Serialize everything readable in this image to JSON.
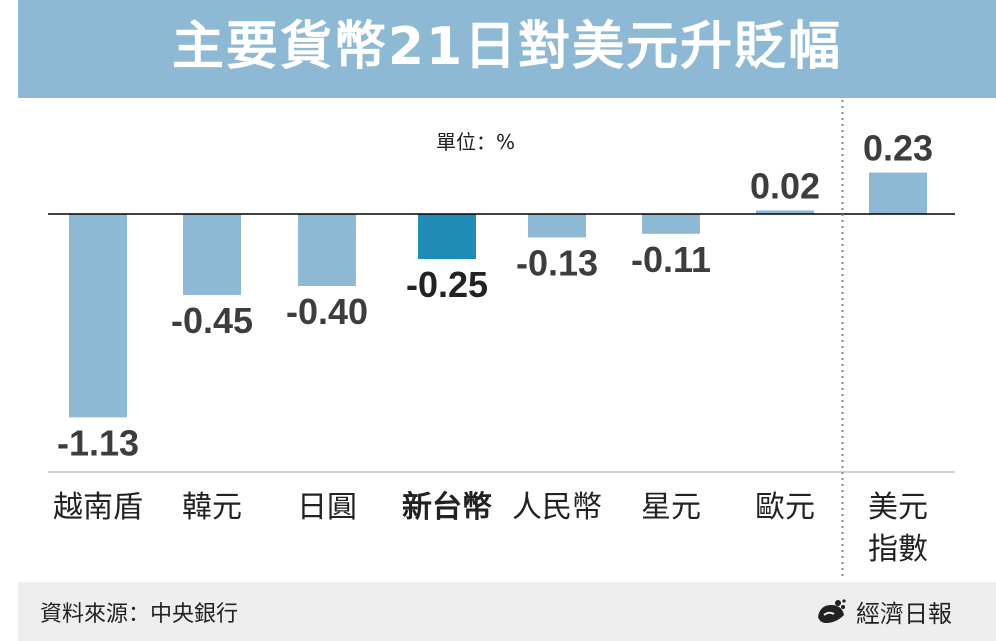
{
  "title": "主要貨幣21日對美元升貶幅",
  "unit_label": "單位：%",
  "source": "資料來源：中央銀行",
  "publisher": "經濟日報",
  "publisher_logo_icon": "udn-logo-icon",
  "colors": {
    "title_bar": "#8db9d5",
    "bar": "#8db9d5",
    "highlight_bar": "#1f8db8",
    "footer_bg": "#eeeeee"
  },
  "chart_data": {
    "type": "bar",
    "categories": [
      "越南盾",
      "韓元",
      "日圓",
      "新台幣",
      "人民幣",
      "星元",
      "歐元",
      "美元指數"
    ],
    "category_lines": [
      [
        "越南盾"
      ],
      [
        "韓元"
      ],
      [
        "日圓"
      ],
      [
        "新台幣"
      ],
      [
        "人民幣"
      ],
      [
        "星元"
      ],
      [
        "歐元"
      ],
      [
        "美元",
        "指數"
      ]
    ],
    "values": [
      -1.13,
      -0.45,
      -0.4,
      -0.25,
      -0.13,
      -0.11,
      0.02,
      0.23
    ],
    "value_labels": [
      "-1.13",
      "-0.45",
      "-0.40",
      "-0.25",
      "-0.13",
      "-0.11",
      "0.02",
      "0.23"
    ],
    "highlight": "新台幣",
    "separator_before": "美元指數",
    "ylim": [
      -1.13,
      0.23
    ],
    "grid": false,
    "legend": "none"
  }
}
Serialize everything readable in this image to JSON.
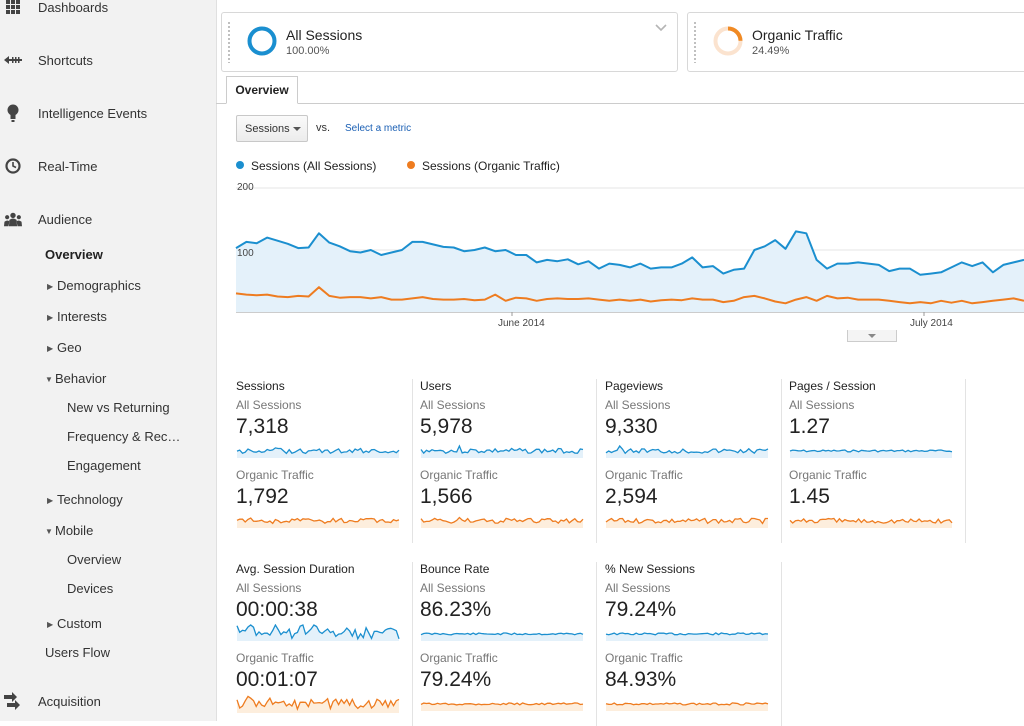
{
  "sidebar": {
    "top_items": [
      {
        "label": "Dashboards",
        "icon": "grid-icon"
      },
      {
        "label": "Shortcuts",
        "icon": "shortcut-arrow-icon"
      },
      {
        "label": "Intelligence Events",
        "icon": "lightbulb-icon"
      },
      {
        "label": "Real-Time",
        "icon": "clock-icon"
      },
      {
        "label": "Audience",
        "icon": "people-icon"
      },
      {
        "label": "Acquisition",
        "icon": "acquisition-arrows-icon"
      }
    ],
    "audience_items": {
      "overview": "Overview",
      "demographics": "Demographics",
      "interests": "Interests",
      "geo": "Geo",
      "behavior": "Behavior",
      "new_vs_returning": "New vs Returning",
      "frequency": "Frequency & Rec…",
      "engagement": "Engagement",
      "technology": "Technology",
      "mobile": "Mobile",
      "mobile_overview": "Overview",
      "devices": "Devices",
      "custom": "Custom",
      "users_flow": "Users Flow"
    }
  },
  "segments": [
    {
      "name": "All Sessions",
      "percent": "100.00%",
      "fraction": 1.0,
      "color": "#1a8fd0"
    },
    {
      "name": "Organic Traffic",
      "percent": "24.49%",
      "fraction": 0.2449,
      "color": "#f08a24"
    }
  ],
  "tabs": {
    "overview": "Overview"
  },
  "metric_selector": {
    "value": "Sessions",
    "vs": "vs.",
    "select_metric": "Select a metric"
  },
  "colors": {
    "all_sessions": "#1b8fcf",
    "organic": "#ee7c20"
  },
  "chart_data": {
    "type": "line",
    "legend": [
      "Sessions (All Sessions)",
      "Sessions (Organic Traffic)"
    ],
    "y_ticks": [
      "200",
      "100"
    ],
    "x_ticks": [
      "June 2014",
      "July 2014"
    ],
    "ylim": [
      0,
      200
    ],
    "series": [
      {
        "name": "Sessions (All Sessions)",
        "values": [
          103,
          113,
          111,
          120,
          115,
          110,
          103,
          104,
          127,
          112,
          106,
          98,
          96,
          100,
          92,
          96,
          100,
          113,
          113,
          109,
          105,
          104,
          98,
          100,
          104,
          98,
          100,
          92,
          92,
          80,
          84,
          82,
          85,
          77,
          82,
          70,
          78,
          76,
          72,
          78,
          70,
          72,
          72,
          78,
          88,
          72,
          74,
          62,
          68,
          70,
          100,
          106,
          116,
          102,
          130,
          127,
          84,
          70,
          78,
          78,
          80,
          78,
          76,
          66,
          70,
          70,
          60,
          62,
          64,
          72,
          80,
          74,
          80,
          64,
          76,
          80,
          84
        ]
      },
      {
        "name": "Sessions (Organic Traffic)",
        "values": [
          30,
          28,
          27,
          28,
          25,
          24,
          26,
          25,
          40,
          26,
          23,
          24,
          24,
          22,
          24,
          20,
          20,
          22,
          24,
          21,
          20,
          20,
          21,
          19,
          20,
          28,
          18,
          23,
          22,
          18,
          21,
          22,
          21,
          21,
          22,
          20,
          18,
          20,
          18,
          20,
          17,
          19,
          20,
          19,
          22,
          20,
          20,
          16,
          18,
          24,
          26,
          22,
          17,
          14,
          20,
          24,
          18,
          26,
          22,
          23,
          20,
          20,
          20,
          18,
          16,
          14,
          16,
          14,
          18,
          15,
          18,
          14,
          16,
          18,
          20,
          22,
          18
        ]
      }
    ]
  },
  "scorecards": [
    {
      "title": "Sessions",
      "all_label": "All Sessions",
      "all_value": "7,318",
      "org_label": "Organic Traffic",
      "org_value": "1,792"
    },
    {
      "title": "Users",
      "all_label": "All Sessions",
      "all_value": "5,978",
      "org_label": "Organic Traffic",
      "org_value": "1,566"
    },
    {
      "title": "Pageviews",
      "all_label": "All Sessions",
      "all_value": "9,330",
      "org_label": "Organic Traffic",
      "org_value": "2,594"
    },
    {
      "title": "Pages / Session",
      "all_label": "All Sessions",
      "all_value": "1.27",
      "org_label": "Organic Traffic",
      "org_value": "1.45"
    },
    {
      "title": "Avg. Session Duration",
      "all_label": "All Sessions",
      "all_value": "00:00:38",
      "org_label": "Organic Traffic",
      "org_value": "00:01:07"
    },
    {
      "title": "Bounce Rate",
      "all_label": "All Sessions",
      "all_value": "86.23%",
      "org_label": "Organic Traffic",
      "org_value": "79.24%"
    },
    {
      "title": "% New Sessions",
      "all_label": "All Sessions",
      "all_value": "79.24%",
      "org_label": "Organic Traffic",
      "org_value": "84.93%"
    }
  ]
}
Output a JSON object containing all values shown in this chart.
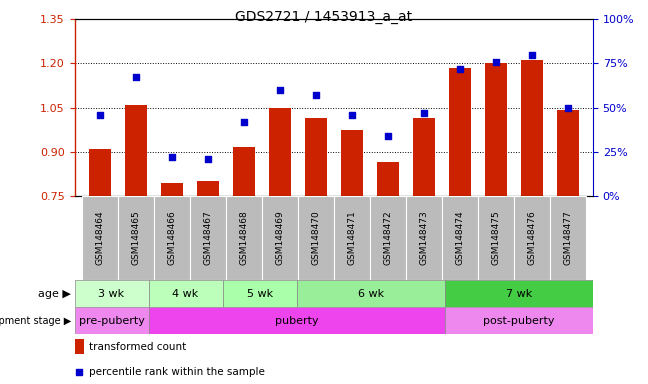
{
  "title": "GDS2721 / 1453913_a_at",
  "samples": [
    "GSM148464",
    "GSM148465",
    "GSM148466",
    "GSM148467",
    "GSM148468",
    "GSM148469",
    "GSM148470",
    "GSM148471",
    "GSM148472",
    "GSM148473",
    "GSM148474",
    "GSM148475",
    "GSM148476",
    "GSM148477"
  ],
  "red_values": [
    0.91,
    1.06,
    0.795,
    0.8,
    0.915,
    1.05,
    1.015,
    0.975,
    0.865,
    1.015,
    1.185,
    1.2,
    1.21,
    1.04
  ],
  "blue_values": [
    46,
    67,
    22,
    21,
    42,
    60,
    57,
    46,
    34,
    47,
    72,
    76,
    80,
    50
  ],
  "ylim_left": [
    0.75,
    1.35
  ],
  "ylim_right": [
    0,
    100
  ],
  "yticks_left": [
    0.75,
    0.9,
    1.05,
    1.2,
    1.35
  ],
  "yticks_right": [
    0,
    25,
    50,
    75,
    100
  ],
  "ytick_labels_right": [
    "0%",
    "25%",
    "50%",
    "75%",
    "100%"
  ],
  "red_color": "#cc2200",
  "blue_color": "#0000cc",
  "bar_width": 0.6,
  "age_ranges": [
    [
      0,
      2,
      "3 wk"
    ],
    [
      2,
      4,
      "4 wk"
    ],
    [
      4,
      6,
      "5 wk"
    ],
    [
      6,
      10,
      "6 wk"
    ],
    [
      10,
      14,
      "7 wk"
    ]
  ],
  "age_colors": [
    "#ccffcc",
    "#bbffbb",
    "#aaffaa",
    "#99ee99",
    "#44cc44"
  ],
  "dev_ranges": [
    [
      0,
      2,
      "pre-puberty"
    ],
    [
      2,
      10,
      "puberty"
    ],
    [
      10,
      14,
      "post-puberty"
    ]
  ],
  "dev_colors": [
    "#ee88ee",
    "#ee44ee",
    "#ee88ee"
  ],
  "tick_bg_color": "#bbbbbb",
  "grid_color": "#000000"
}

= STATED PROBLEM =
What do the lines above say from the line containing "Output a JSON" through the last line? Quote them exactly, both ends included, and leave out the pictures.

= THE ANSWER =
Output a JSON object containing all values shown in this chart.
{
  "title": "GDS2721 / 1453913_a_at",
  "samples": [
    "GSM148464",
    "GSM148465",
    "GSM148466",
    "GSM148467",
    "GSM148468",
    "GSM148469",
    "GSM148470",
    "GSM148471",
    "GSM148472",
    "GSM148473",
    "GSM148474",
    "GSM148475",
    "GSM148476",
    "GSM148477"
  ],
  "red_values": [
    0.91,
    1.06,
    0.795,
    0.8,
    0.915,
    1.05,
    1.015,
    0.975,
    0.865,
    1.015,
    1.185,
    1.2,
    1.21,
    1.04
  ],
  "blue_values": [
    46,
    67,
    22,
    21,
    42,
    60,
    57,
    46,
    34,
    47,
    72,
    76,
    80,
    50
  ],
  "ylim_left": [
    0.75,
    1.35
  ],
  "ylim_right": [
    0,
    100
  ],
  "yticks_left": [
    0.75,
    0.9,
    1.05,
    1.2,
    1.35
  ],
  "yticks_right": [
    0,
    25,
    50,
    75,
    100
  ],
  "ytick_labels_right": [
    "0%",
    "25%",
    "50%",
    "75%",
    "100%"
  ],
  "red_color": "#cc2200",
  "blue_color": "#0000cc",
  "bar_width": 0.6,
  "age_ranges": [
    [
      0,
      2,
      "3 wk"
    ],
    [
      2,
      4,
      "4 wk"
    ],
    [
      4,
      6,
      "5 wk"
    ],
    [
      6,
      10,
      "6 wk"
    ],
    [
      10,
      14,
      "7 wk"
    ]
  ],
  "age_colors": [
    "#ccffcc",
    "#bbffbb",
    "#aaffaa",
    "#99ee99",
    "#44cc44"
  ],
  "dev_ranges": [
    [
      0,
      2,
      "pre-puberty"
    ],
    [
      2,
      10,
      "puberty"
    ],
    [
      10,
      14,
      "post-puberty"
    ]
  ],
  "dev_colors": [
    "#ee88ee",
    "#ee44ee",
    "#ee88ee"
  ],
  "tick_bg_color": "#bbbbbb",
  "grid_color": "#000000"
}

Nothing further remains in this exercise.